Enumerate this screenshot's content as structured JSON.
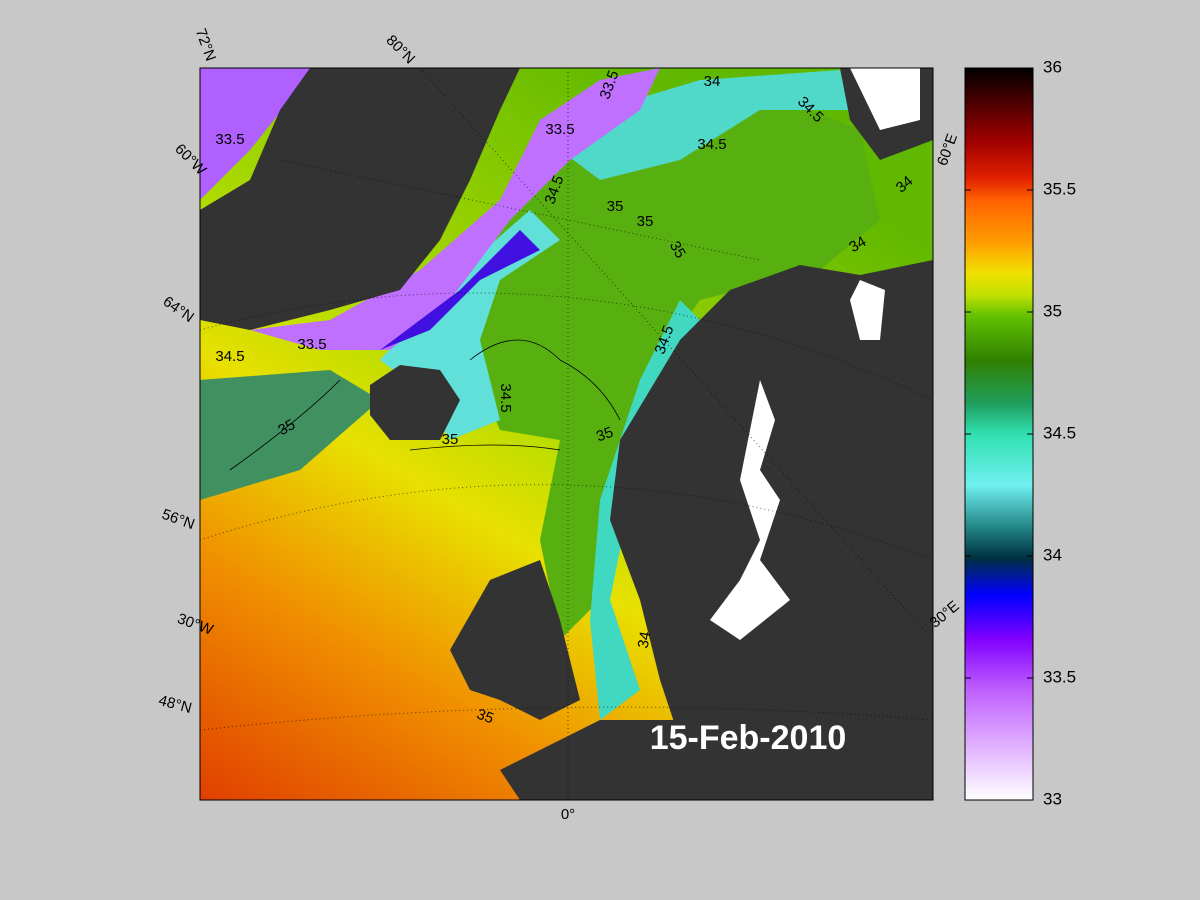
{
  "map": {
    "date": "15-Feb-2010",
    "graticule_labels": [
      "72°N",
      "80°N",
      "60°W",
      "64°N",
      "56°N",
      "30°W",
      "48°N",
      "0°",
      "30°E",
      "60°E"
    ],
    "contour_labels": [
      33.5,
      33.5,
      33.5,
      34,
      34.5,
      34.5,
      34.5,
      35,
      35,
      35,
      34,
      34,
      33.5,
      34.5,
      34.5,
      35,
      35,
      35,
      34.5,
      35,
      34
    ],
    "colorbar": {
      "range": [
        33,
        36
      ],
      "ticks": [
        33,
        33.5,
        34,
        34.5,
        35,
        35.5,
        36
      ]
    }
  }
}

____

## Task prompt
Repeat the records word for word. Any picture in them should be left out.

## Exercise result
Enumerate this screenshot's content as structured JSON.
{
  "map": {
    "date": "15-Feb-2010",
    "graticule_labels": [
      "72°N",
      "80°N",
      "60°W",
      "64°N",
      "56°N",
      "30°W",
      "48°N",
      "0°",
      "30°E",
      "60°E"
    ],
    "contour_labels": [
      33.5,
      33.5,
      33.5,
      34,
      34.5,
      34.5,
      34.5,
      35,
      35,
      35,
      34,
      34,
      33.5,
      34.5,
      34.5,
      35,
      35,
      35,
      34.5,
      35,
      34
    ],
    "colorbar": {
      "range": [
        33,
        36
      ],
      "ticks": [
        33,
        33.5,
        34,
        34.5,
        35,
        35.5,
        36
      ]
    }
  }
}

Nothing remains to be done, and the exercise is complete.